• _TASK BRIEF_:
Write out all of the lines below, exactly and completely.

**** INPUT FOR THIS TASK ****

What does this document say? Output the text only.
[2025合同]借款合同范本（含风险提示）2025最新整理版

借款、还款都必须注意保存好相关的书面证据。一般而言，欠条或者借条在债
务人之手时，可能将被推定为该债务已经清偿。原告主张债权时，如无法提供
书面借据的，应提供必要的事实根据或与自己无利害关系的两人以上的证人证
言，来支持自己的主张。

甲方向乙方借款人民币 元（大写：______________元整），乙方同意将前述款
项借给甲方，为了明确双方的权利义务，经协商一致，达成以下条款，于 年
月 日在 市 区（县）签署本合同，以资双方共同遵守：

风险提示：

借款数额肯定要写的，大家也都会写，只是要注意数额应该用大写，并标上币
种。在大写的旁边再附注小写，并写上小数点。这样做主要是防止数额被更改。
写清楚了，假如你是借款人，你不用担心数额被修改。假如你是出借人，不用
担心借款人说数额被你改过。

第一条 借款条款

****

• _RESPONSE_:
What does this document say? Output the text only.
[2025合同]借款合同范本（含风险提示）2025最新整理版

借款、还款都必须注意保存好相关的书面证据。一般而言，欠条或者借条在债
务人之手时，可能将被推定为该债务已经清偿。原告主张债权时，如无法提供
书面借据的，应提供必要的事实根据或与自己无利害关系的两人以上的证人证
言，来支持自己的主张。

甲方向乙方借款人民币 元（大写：______________元整），乙方同意将前述款
项借给甲方，为了明确双方的权利义务，经协商一致，达成以下条款，于 年
月 日在 市 区（县）签署本合同，以资双方共同遵守：

风险提示：

借款数额肯定要写的，大家也都会写，只是要注意数额应该用大写，并标上币
种。在大写的旁边再附注小写，并写上小数点。这样做主要是防止数额被更改。
写清楚了，假如你是借款人，你不用担心数额被修改。假如你是出借人，不用
担心借款人说数额被你改过。

第一条 借款条款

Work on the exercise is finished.